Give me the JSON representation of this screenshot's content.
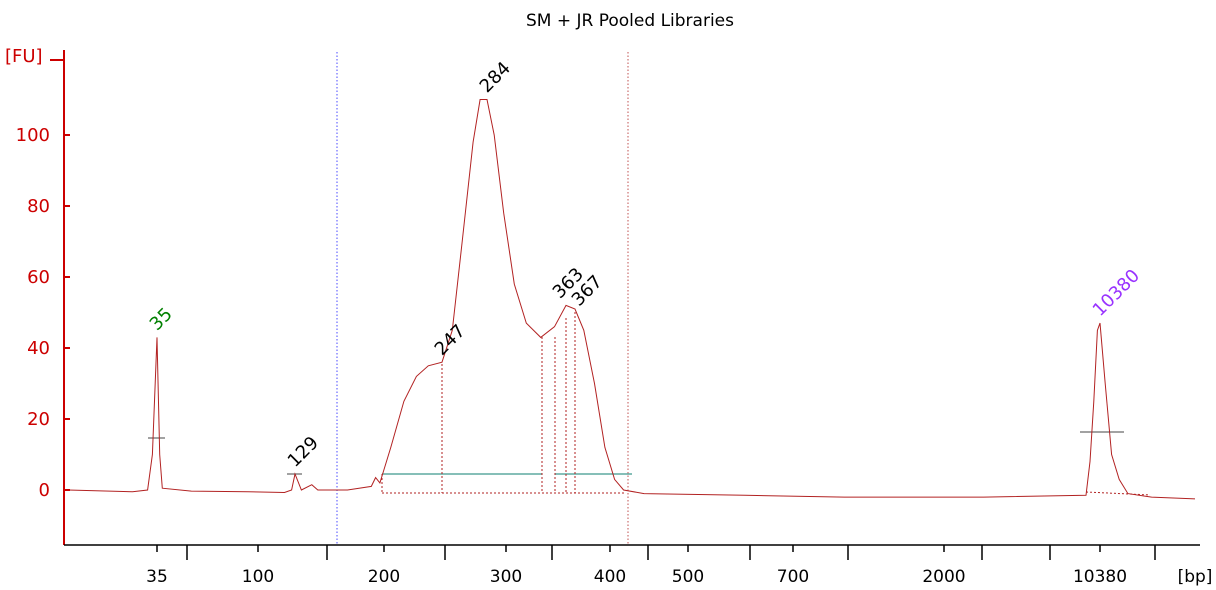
{
  "chart_data": {
    "type": "line",
    "title": "SM + JR Pooled Libraries",
    "ylabel": "[FU]",
    "xlabel": "[bp]",
    "ylim": [
      -15,
      120
    ],
    "y_ticks": [
      0,
      20,
      40,
      60,
      80,
      100
    ],
    "x_tick_labels": [
      "35",
      "100",
      "200",
      "300",
      "400",
      "500",
      "700",
      "2000",
      "10380"
    ],
    "legend": "none",
    "grid": false,
    "region_markers_bp": [
      150,
      420
    ],
    "colors": {
      "axis": "#cc0000",
      "trace": "#b22222",
      "lower_marker": "#008000",
      "upper_marker": "#9933ff",
      "peak_text": "#000000",
      "baseline": "#5faaa0",
      "region_line_left": "#4a4aff",
      "region_line_right": "#c05050"
    },
    "peaks": [
      {
        "label": "35",
        "bp": 35,
        "fu": 43,
        "kind": "lower_marker"
      },
      {
        "label": "129",
        "bp": 129,
        "fu": 4.5,
        "kind": "peak"
      },
      {
        "label": "247",
        "bp": 247,
        "fu": 36,
        "kind": "peak"
      },
      {
        "label": "284",
        "bp": 284,
        "fu": 110,
        "kind": "peak"
      },
      {
        "label": "363",
        "bp": 363,
        "fu": 52,
        "kind": "peak"
      },
      {
        "label": "367",
        "bp": 367,
        "fu": 51,
        "kind": "peak"
      },
      {
        "label": "10380",
        "bp": 10380,
        "fu": 47,
        "kind": "upper_marker"
      }
    ],
    "trace_points": [
      [
        20,
        0
      ],
      [
        30,
        -0.5
      ],
      [
        33,
        0
      ],
      [
        34,
        10
      ],
      [
        35,
        43
      ],
      [
        36,
        10
      ],
      [
        37,
        0.5
      ],
      [
        50,
        -0.3
      ],
      [
        90,
        -0.5
      ],
      [
        120,
        -0.7
      ],
      [
        126,
        0
      ],
      [
        129,
        4.5
      ],
      [
        132,
        0
      ],
      [
        137,
        1.5
      ],
      [
        140,
        0
      ],
      [
        160,
        0
      ],
      [
        185,
        1
      ],
      [
        190,
        3.5
      ],
      [
        195,
        2
      ],
      [
        205,
        12
      ],
      [
        215,
        25
      ],
      [
        225,
        32
      ],
      [
        235,
        35
      ],
      [
        247,
        36
      ],
      [
        255,
        45
      ],
      [
        263,
        70
      ],
      [
        272,
        98
      ],
      [
        278,
        110
      ],
      [
        284,
        110
      ],
      [
        290,
        100
      ],
      [
        298,
        78
      ],
      [
        308,
        58
      ],
      [
        320,
        47
      ],
      [
        335,
        43
      ],
      [
        350,
        46
      ],
      [
        363,
        52
      ],
      [
        367,
        51
      ],
      [
        375,
        45
      ],
      [
        385,
        30
      ],
      [
        395,
        12
      ],
      [
        405,
        3
      ],
      [
        415,
        0
      ],
      [
        440,
        -1
      ],
      [
        600,
        -1.5
      ],
      [
        1000,
        -2
      ],
      [
        3000,
        -2
      ],
      [
        8500,
        -1.5
      ],
      [
        9000,
        8
      ],
      [
        9500,
        25
      ],
      [
        10000,
        45
      ],
      [
        10380,
        47
      ],
      [
        10700,
        30
      ],
      [
        11100,
        10
      ],
      [
        11600,
        3
      ],
      [
        12200,
        -1
      ],
      [
        14000,
        -2
      ],
      [
        18000,
        -2.5
      ]
    ]
  }
}
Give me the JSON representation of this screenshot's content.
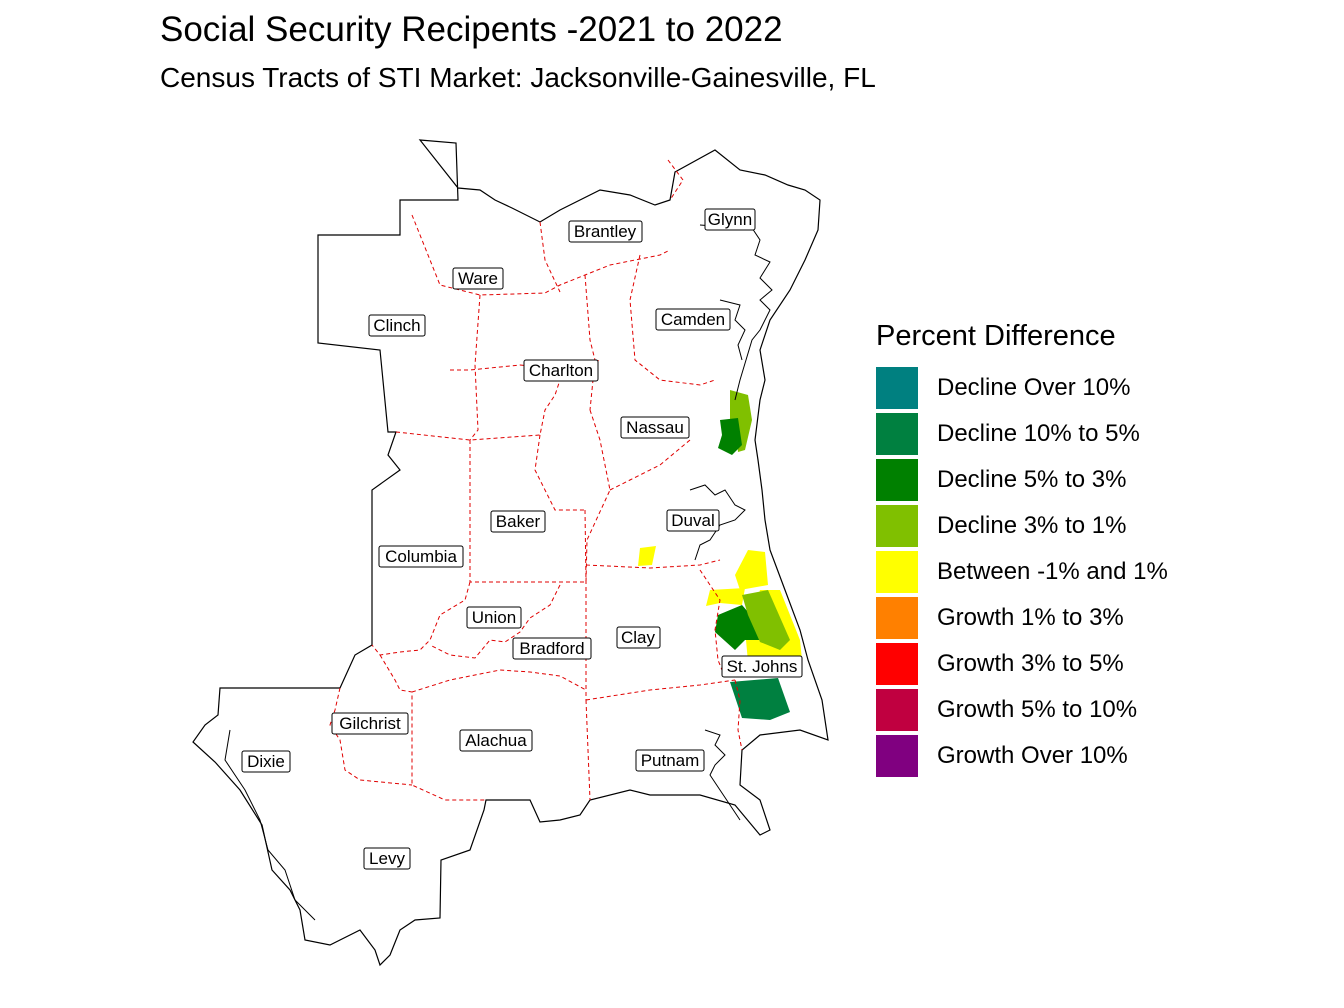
{
  "title": "Social Security Recipents -2021 to 2022",
  "subtitle": "Census Tracts of STI Market: Jacksonville-Gainesville, FL",
  "legend": {
    "title": "Percent Difference",
    "items": [
      {
        "label": "Decline Over 10%",
        "color": "#008080"
      },
      {
        "label": "Decline 10% to 5%",
        "color": "#008040"
      },
      {
        "label": "Decline 5% to 3%",
        "color": "#008000"
      },
      {
        "label": "Decline 3% to 1%",
        "color": "#80c000"
      },
      {
        "label": "Between -1% and 1%",
        "color": "#ffff00"
      },
      {
        "label": "Growth 1% to 3%",
        "color": "#ff8000"
      },
      {
        "label": "Growth 3% to 5%",
        "color": "#ff0000"
      },
      {
        "label": "Growth 5% to 10%",
        "color": "#c00040"
      },
      {
        "label": "Growth Over 10%",
        "color": "#800080"
      }
    ]
  },
  "counties": [
    "Glynn",
    "Brantley",
    "Ware",
    "Clinch",
    "Camden",
    "Charlton",
    "Nassau",
    "Baker",
    "Duval",
    "Columbia",
    "Union",
    "Clay",
    "Bradford",
    "St. Johns",
    "Gilchrist",
    "Alachua",
    "Dixie",
    "Putnam",
    "Levy"
  ],
  "colors": {
    "outline": "#000000",
    "county_border": "#e00000"
  }
}
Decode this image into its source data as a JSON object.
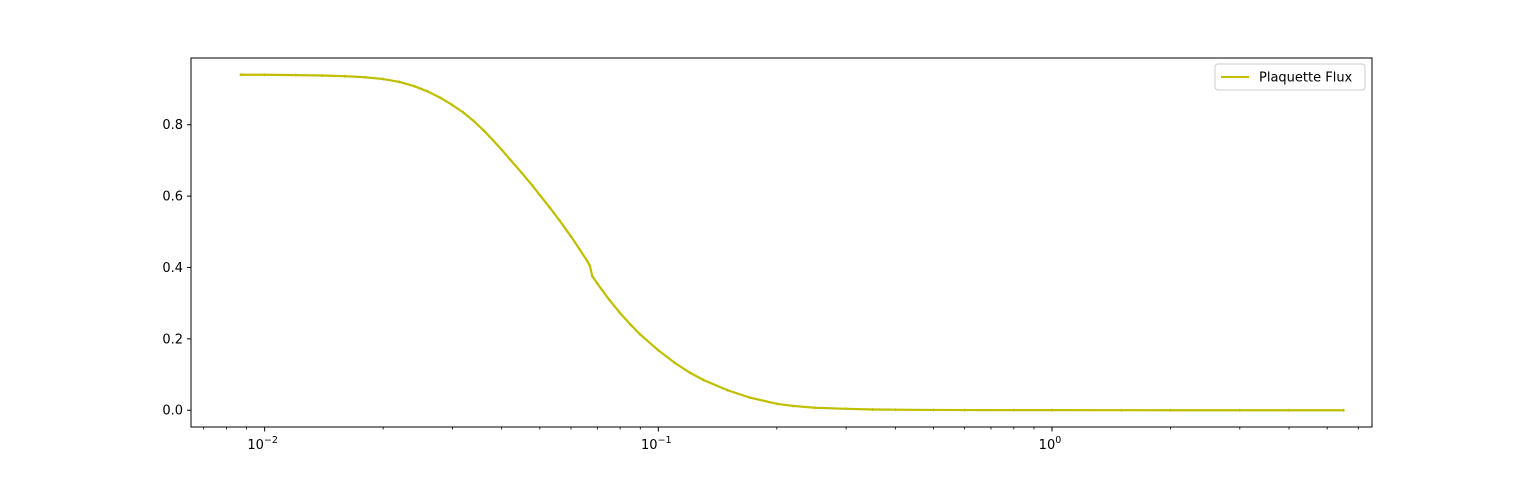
{
  "chart_data": {
    "type": "line",
    "title": "",
    "xlabel": "",
    "ylabel": "",
    "x_scale": "log",
    "xlim": [
      0.0065,
      6.5
    ],
    "ylim": [
      -0.047,
      0.987
    ],
    "grid": false,
    "legend_position": "top-right",
    "x_ticks": [
      {
        "value": 0.01,
        "base": "10",
        "exp": "−2"
      },
      {
        "value": 0.1,
        "base": "10",
        "exp": "−1"
      },
      {
        "value": 1,
        "base": "10",
        "exp": "0"
      }
    ],
    "y_ticks": [
      {
        "value": 0.0,
        "label": "0.0"
      },
      {
        "value": 0.2,
        "label": "0.2"
      },
      {
        "value": 0.4,
        "label": "0.4"
      },
      {
        "value": 0.6,
        "label": "0.6"
      },
      {
        "value": 0.8,
        "label": "0.8"
      }
    ],
    "series": [
      {
        "name": "Plaquette Flux",
        "color": "#bfbf00",
        "x": [
          0.0087,
          0.01,
          0.012,
          0.014,
          0.016,
          0.018,
          0.02,
          0.022,
          0.024,
          0.026,
          0.028,
          0.03,
          0.032,
          0.034,
          0.036,
          0.038,
          0.04,
          0.042,
          0.045,
          0.048,
          0.05,
          0.053,
          0.056,
          0.06,
          0.063,
          0.066,
          0.067,
          0.068,
          0.07,
          0.075,
          0.08,
          0.085,
          0.09,
          0.1,
          0.11,
          0.12,
          0.13,
          0.15,
          0.17,
          0.2,
          0.22,
          0.25,
          0.3,
          0.35,
          0.4,
          0.5,
          0.6,
          0.8,
          1.0,
          1.5,
          2.0,
          3.0,
          4.0,
          5.5
        ],
        "y": [
          0.94,
          0.94,
          0.939,
          0.938,
          0.936,
          0.933,
          0.928,
          0.92,
          0.908,
          0.893,
          0.875,
          0.855,
          0.834,
          0.81,
          0.784,
          0.757,
          0.73,
          0.703,
          0.665,
          0.628,
          0.603,
          0.568,
          0.533,
          0.487,
          0.452,
          0.418,
          0.405,
          0.375,
          0.355,
          0.31,
          0.272,
          0.24,
          0.212,
          0.168,
          0.133,
          0.106,
          0.085,
          0.056,
          0.036,
          0.018,
          0.012,
          0.007,
          0.004,
          0.002,
          0.0015,
          0.0008,
          0.0005,
          0.0003,
          0.0002,
          0.0001,
          0.0,
          0.0,
          0.0,
          0.0
        ]
      }
    ]
  }
}
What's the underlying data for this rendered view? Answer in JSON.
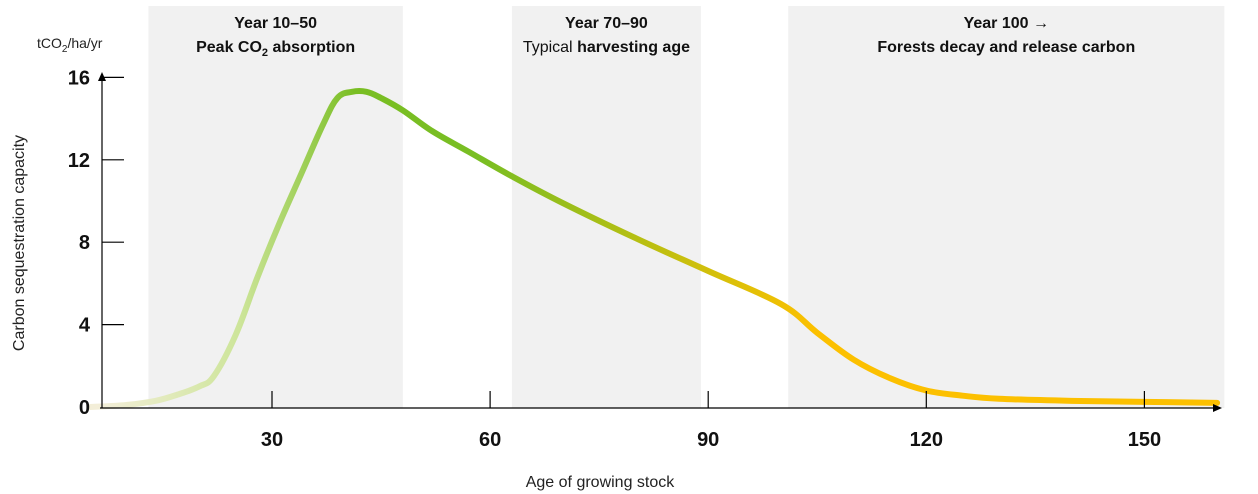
{
  "chart_data": {
    "type": "area",
    "ylabel": "Carbon sequestration capacity",
    "yunit": {
      "base": "tCO",
      "sub": "2",
      "rest": "/ha/yr"
    },
    "xlabel": "Age of growing stock",
    "xticks": [
      30,
      60,
      90,
      120,
      150
    ],
    "yticks": [
      0,
      4,
      8,
      12,
      16
    ],
    "xlim": [
      5,
      160
    ],
    "ylim": [
      0,
      16
    ],
    "bands": [
      {
        "x0": 13,
        "x1": 48,
        "line1": "Year 10–50",
        "line2_parts": [
          {
            "text": "Peak CO",
            "bold": true
          },
          {
            "text": "2",
            "bold": true,
            "sub": true
          },
          {
            "text": " absorption",
            "bold": true
          }
        ]
      },
      {
        "x0": 63,
        "x1": 89,
        "line1": "Year 70–90",
        "line2_parts": [
          {
            "text": "Typical ",
            "bold": false
          },
          {
            "text": "harvesting age",
            "bold": true
          }
        ]
      },
      {
        "x0": 101,
        "x1": 161,
        "line1": "Year 100 →",
        "line2_parts": [
          {
            "text": "Forests decay and release carbon",
            "bold": true
          }
        ]
      }
    ],
    "series": [
      {
        "points": [
          [
            5,
            0.0
          ],
          [
            10,
            0.1
          ],
          [
            14,
            0.3
          ],
          [
            17,
            0.6
          ],
          [
            20,
            1.0
          ],
          [
            22,
            1.5
          ],
          [
            25,
            3.5
          ],
          [
            28,
            6.3
          ],
          [
            31,
            8.9
          ],
          [
            34,
            11.3
          ],
          [
            37,
            13.7
          ],
          [
            39,
            15.0
          ],
          [
            41,
            15.3
          ],
          [
            43,
            15.3
          ],
          [
            45,
            15.0
          ],
          [
            48,
            14.4
          ],
          [
            52,
            13.4
          ],
          [
            57,
            12.4
          ],
          [
            63,
            11.2
          ],
          [
            70,
            9.9
          ],
          [
            80,
            8.2
          ],
          [
            90,
            6.6
          ],
          [
            100,
            5.0
          ],
          [
            105,
            3.6
          ],
          [
            110,
            2.3
          ],
          [
            115,
            1.4
          ],
          [
            120,
            0.8
          ],
          [
            125,
            0.55
          ],
          [
            130,
            0.4
          ],
          [
            140,
            0.3
          ],
          [
            150,
            0.25
          ],
          [
            160,
            0.2
          ]
        ]
      }
    ],
    "colors": {
      "band": "#f1f1f1",
      "curve_start": "#f3eed8",
      "curve_light_green": "#cde59a",
      "curve_green": "#79be23",
      "curve_end": "#fcc000",
      "axis": "#000000"
    }
  }
}
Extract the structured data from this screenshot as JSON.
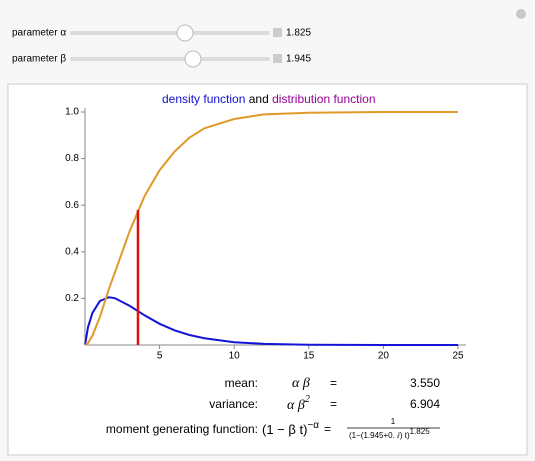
{
  "controls": [
    {
      "label": "parameter α",
      "value": 1.825
    },
    {
      "label": "parameter β",
      "value": 1.945
    }
  ],
  "chart_data": {
    "type": "line",
    "title_parts": [
      {
        "text": "density function",
        "color": "#1010d0"
      },
      {
        "text": "and",
        "color": "#000000"
      },
      {
        "text": "distribution function",
        "color": "#990099"
      }
    ],
    "x": [
      0,
      0.2,
      0.5,
      1,
      1.6,
      2,
      3,
      4,
      5,
      6,
      7,
      8,
      10,
      12,
      15,
      20,
      25
    ],
    "series": [
      {
        "color": "#1414d8",
        "values": [
          0,
          0.076,
          0.138,
          0.189,
          0.205,
          0.201,
          0.168,
          0.127,
          0.091,
          0.063,
          0.043,
          0.029,
          0.012,
          0.005,
          0.001,
          0,
          0
        ]
      },
      {
        "color": "#e09a2a",
        "values": [
          0,
          0.008,
          0.04,
          0.12,
          0.24,
          0.31,
          0.49,
          0.64,
          0.75,
          0.83,
          0.89,
          0.93,
          0.97,
          0.99,
          0.997,
          1,
          1
        ]
      }
    ],
    "marker": {
      "x": 3.55,
      "y": 0.58,
      "color": "#e01010"
    },
    "xlim": [
      0,
      25
    ],
    "ylim": [
      0,
      1
    ],
    "xticks": [
      5,
      10,
      15,
      20,
      25
    ],
    "yticks": [
      0.2,
      0.4,
      0.6,
      0.8,
      {
        "value": 1,
        "label": "1.0"
      }
    ]
  },
  "stats": [
    {
      "label": "mean:",
      "formula": "α β",
      "sign": "=",
      "value": "3.550"
    },
    {
      "label": "variance:",
      "formula": "α β",
      "formula_sup": "2",
      "sign": "=",
      "value": "6.904"
    }
  ],
  "mgf": {
    "label": "moment generating function:",
    "formula": "(1 − β t)",
    "formula_sup": "−α",
    "sign": "=",
    "numerator": "1",
    "denominator": "(1−(1.945+0. ⅈ) t)",
    "denominator_sup": "1.825"
  }
}
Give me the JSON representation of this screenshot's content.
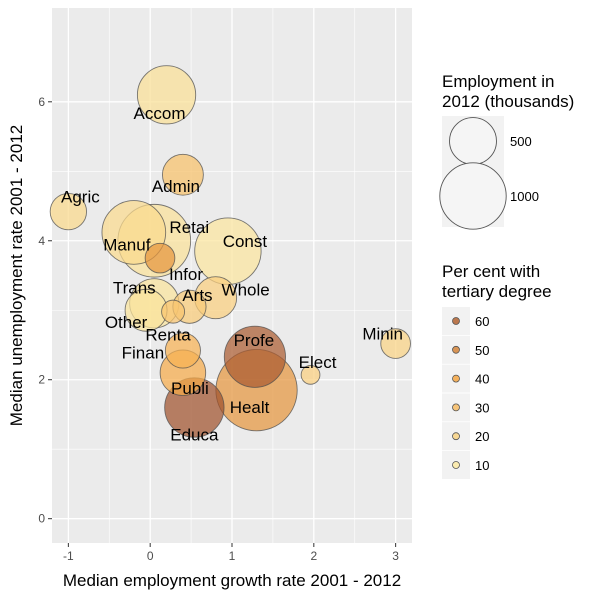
{
  "chart_data": {
    "type": "scatter",
    "xlabel": "Median employment growth rate 2001 - 2012",
    "ylabel": "Median unemployment rate 2001 - 2012",
    "xlim": [
      -1.2,
      3.2
    ],
    "ylim": [
      -0.35,
      7.35
    ],
    "x_ticks": [
      -1,
      0,
      1,
      2,
      3
    ],
    "y_ticks": [
      0,
      2,
      4,
      6
    ],
    "grid": true,
    "points": [
      {
        "label": "Agric",
        "x": -1.0,
        "y": 4.42,
        "employment": 300,
        "tertiary": 18
      },
      {
        "label": "Accom",
        "x": 0.2,
        "y": 6.1,
        "employment": 770,
        "tertiary": 15
      },
      {
        "label": "Admin",
        "x": 0.4,
        "y": 4.95,
        "employment": 380,
        "tertiary": 28
      },
      {
        "label": "Manuf",
        "x": -0.2,
        "y": 4.12,
        "employment": 920,
        "tertiary": 17
      },
      {
        "label": "Retai",
        "x": 0.05,
        "y": 4.0,
        "employment": 1200,
        "tertiary": 14
      },
      {
        "label": "Const",
        "x": 0.95,
        "y": 3.85,
        "employment": 1000,
        "tertiary": 12
      },
      {
        "label": "Infor",
        "x": 0.12,
        "y": 3.75,
        "employment": 200,
        "tertiary": 45
      },
      {
        "label": "Whole",
        "x": 0.8,
        "y": 3.18,
        "employment": 400,
        "tertiary": 22
      },
      {
        "label": "Trans",
        "x": 0.05,
        "y": 3.1,
        "employment": 550,
        "tertiary": 13
      },
      {
        "label": "Arts",
        "x": 0.48,
        "y": 3.05,
        "employment": 250,
        "tertiary": 24
      },
      {
        "label": "Other",
        "x": -0.05,
        "y": 3.0,
        "employment": 400,
        "tertiary": 13
      },
      {
        "label": "Renta",
        "x": 0.28,
        "y": 2.98,
        "employment": 120,
        "tertiary": 27
      },
      {
        "label": "Profe",
        "x": 1.28,
        "y": 2.33,
        "employment": 850,
        "tertiary": 62
      },
      {
        "label": "Minin",
        "x": 3.0,
        "y": 2.52,
        "employment": 200,
        "tertiary": 20
      },
      {
        "label": "Finan",
        "x": 0.4,
        "y": 2.42,
        "employment": 280,
        "tertiary": 35
      },
      {
        "label": "Elect",
        "x": 1.96,
        "y": 2.07,
        "employment": 80,
        "tertiary": 22
      },
      {
        "label": "Publi",
        "x": 0.4,
        "y": 2.1,
        "employment": 470,
        "tertiary": 38
      },
      {
        "label": "Healt",
        "x": 1.3,
        "y": 1.85,
        "employment": 1500,
        "tertiary": 45
      },
      {
        "label": "Educa",
        "x": 0.54,
        "y": 1.6,
        "employment": 800,
        "tertiary": 65
      }
    ],
    "legend_size": {
      "title_lines": [
        "Employment in",
        "2012 (thousands)"
      ],
      "entries": [
        {
          "label": "500",
          "value": 500
        },
        {
          "label": "1000",
          "value": 1000
        }
      ]
    },
    "legend_color": {
      "title_lines": [
        "Per cent with",
        "tertiary degree"
      ],
      "entries": [
        {
          "label": "60",
          "value": 60
        },
        {
          "label": "50",
          "value": 50
        },
        {
          "label": "40",
          "value": 40
        },
        {
          "label": "30",
          "value": 30
        },
        {
          "label": "20",
          "value": 20
        },
        {
          "label": "10",
          "value": 10
        }
      ]
    },
    "colors": {
      "panel_bg": "#ebebeb",
      "grid_major": "#ffffff",
      "low": "#fbeaa5",
      "mid": "#f5a542",
      "high": "#a0522d",
      "outline": "#4d4d4d"
    }
  }
}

※ ※ ※

Scan the material above for the string "Year" and return the lines that hold it.

▸ Solution for this problem:
        "line1": "Year 10–50",
        "line1": "Year 70–90",
        "line1": "Year 100 →",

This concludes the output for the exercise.